▸ **Короткая задача 1**
Выпишите из записей все строки, где встречается слово «legend», сохранив их без изменений.

---------- Текст документа ----------

ЗБ: – Когда больше десяти лет назад я пытался раскрыть значение метафоры «текучесть» применительно к практикуемой сейчас форме общественной жизни, одной из неразгаданных тайн, приковывавших мое внимание, был статус человеческого бытия в условиях «текучей модернити»: являлось ли это намеком, ранней версией, предзнаменованием или предвестником будущего? Или это скорее было временным, переходным, равно как и незавершенным и неустойчивым промежуточным положением, интервалом между двумя совершенно разными, хотя жизнеспособными и долговечными, полноценными и последовательными ответами на вызовы человеческой общности?
 
Пока я так и не пришел к разгадке, но все же склонен предполагать, что в настоящее время мы переживаем период «междувластия». Прежние способы действия уже не работают. Старый образ жизни, приобретенный через знания или унаследованный, уже не подходит нынешнему conditio humana. А новые способы борьбы с вызовами и образ жизни, более подходящий для изменившихся условий, еще не придуманы, не отлажены и не введены в действие. Мы пока не знаем, какие из существующих форм и установок придется «сделать текучими» и заменить. При этом, кажется, ни одна из них не застрахована от критики и практически все когда-нибудь будут заменены.
 
Гораздо важнее, что в отличие от наших предков у нас нет четкого представления о конечном «пункте назначения», к которому мы движемся. Это должна быть модель глобального общества, глобальной экономики, глобальной политики, глобальной правовой системы. Вместо этого мы реагируем на недавно возникшие трудности, экспериментируем, блуждаем в темноте. Мы пытаемся уменьшить загрязняющий эффект СО2, демонтировав электростанции, работающие на угле, и заменив их на АЭС, что только пробуждает в памяти призраки Чернобыля и Фукусимы. Мы скорее чувствуем, а не знаем (и многие отказываются это признавать), что власть (способность заставить что-то делать) оказалась отделена от политики (способности решать, что делать, и определять приоритеты). Поэтому, помимо замешательства по поводу того, «что делать», сейчас мы не представляем, «кто будет это делать». Единственные институты коллективного целенаправленного действия, доставшиеся нам от родителей, бабушек и дедушек, находятся в границах национальных государств и явно неадекватны, учитывая глобальные масштабы наших проблем, их причины и последствия.
 
Разумеется, мы остаемся такими же верными «модернити», как и раньше, но эти «мы» современны и значительно выросли в количестве за последние годы. Вполне можно сказать, что на сегодняшний день все или почти все мы во всех или почти во всех частях планеты стали приверженцами «модернити». А это значит, что сейчас, в отличие от ситуации 10- или 20-летней давности, любые уголки планеты, за редким исключением, подвержены всепоглощающему, неизбежному и неудержимому изменению, которое сегодня называется «модернизацией», и всему, что с этим связано, включая продолжающееся избыточное производство и обусловленную этим социальную напряженность.

----------

▸ **Короткая задача 2**
Извлеките дословно из текста о текучей модернити фрагмент, который начинается со слов «Разумеется, мы остаемся» и заканчивается словами «этим социальную напряженность.».

---------- Показанные записи ----------

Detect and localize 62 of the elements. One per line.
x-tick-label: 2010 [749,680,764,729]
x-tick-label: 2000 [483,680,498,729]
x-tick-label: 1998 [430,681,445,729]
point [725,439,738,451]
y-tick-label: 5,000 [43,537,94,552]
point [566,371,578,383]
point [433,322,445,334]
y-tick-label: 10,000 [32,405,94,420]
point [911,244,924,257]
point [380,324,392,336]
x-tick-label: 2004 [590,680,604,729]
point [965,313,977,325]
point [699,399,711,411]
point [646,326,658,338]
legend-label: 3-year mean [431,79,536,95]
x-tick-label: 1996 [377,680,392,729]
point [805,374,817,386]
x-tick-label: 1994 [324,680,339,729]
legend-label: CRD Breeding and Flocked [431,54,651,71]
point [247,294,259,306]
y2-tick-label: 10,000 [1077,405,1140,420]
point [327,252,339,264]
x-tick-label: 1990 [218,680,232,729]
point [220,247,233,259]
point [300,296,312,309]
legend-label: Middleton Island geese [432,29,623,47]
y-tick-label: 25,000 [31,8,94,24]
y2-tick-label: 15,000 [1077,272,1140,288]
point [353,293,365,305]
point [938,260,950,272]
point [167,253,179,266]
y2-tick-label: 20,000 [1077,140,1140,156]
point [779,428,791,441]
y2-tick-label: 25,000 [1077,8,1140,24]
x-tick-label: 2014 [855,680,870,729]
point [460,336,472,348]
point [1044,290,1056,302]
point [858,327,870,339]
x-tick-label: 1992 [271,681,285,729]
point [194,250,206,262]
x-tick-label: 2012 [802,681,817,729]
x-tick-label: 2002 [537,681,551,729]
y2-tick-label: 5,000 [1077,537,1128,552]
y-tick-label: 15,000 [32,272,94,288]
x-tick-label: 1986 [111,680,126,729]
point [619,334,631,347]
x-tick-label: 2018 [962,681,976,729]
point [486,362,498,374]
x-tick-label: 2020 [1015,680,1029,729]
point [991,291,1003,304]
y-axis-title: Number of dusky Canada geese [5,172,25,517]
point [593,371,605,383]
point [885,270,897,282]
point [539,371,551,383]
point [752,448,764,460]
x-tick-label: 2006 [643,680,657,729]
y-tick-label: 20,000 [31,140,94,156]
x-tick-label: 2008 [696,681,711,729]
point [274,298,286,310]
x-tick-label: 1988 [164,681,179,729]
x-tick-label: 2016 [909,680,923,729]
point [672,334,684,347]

----------

▸ **Ответ к упражнению 1**
legend-label: 3-year mean [431,79,536,95]
legend-label: CRD Breeding and Flocked [431,54,651,71]
legend-label: Middleton Island geese [432,29,623,47]

▸ **Ответ к упражнению 2**
Разумеется, мы остаемся такими же верными «модернити», как и раньше, но эти «мы» современны и значительно выросли в количестве за последние годы. Вполне можно сказать, что на сегодняшний день все или почти все мы во всех или почти во всех частях планеты стали приверженцами «модернити». А это значит, что сейчас, в отличие от ситуации 10- или 20-летней давности, любые уголки планеты, за редким исключением, подвержены всепоглощающему, неизбежному и неудержимому изменению, которое сегодня называется «модернизацией», и всему, что с этим связано, включая продолжающееся избыточное производство и обусловленную этим социальную напряженность.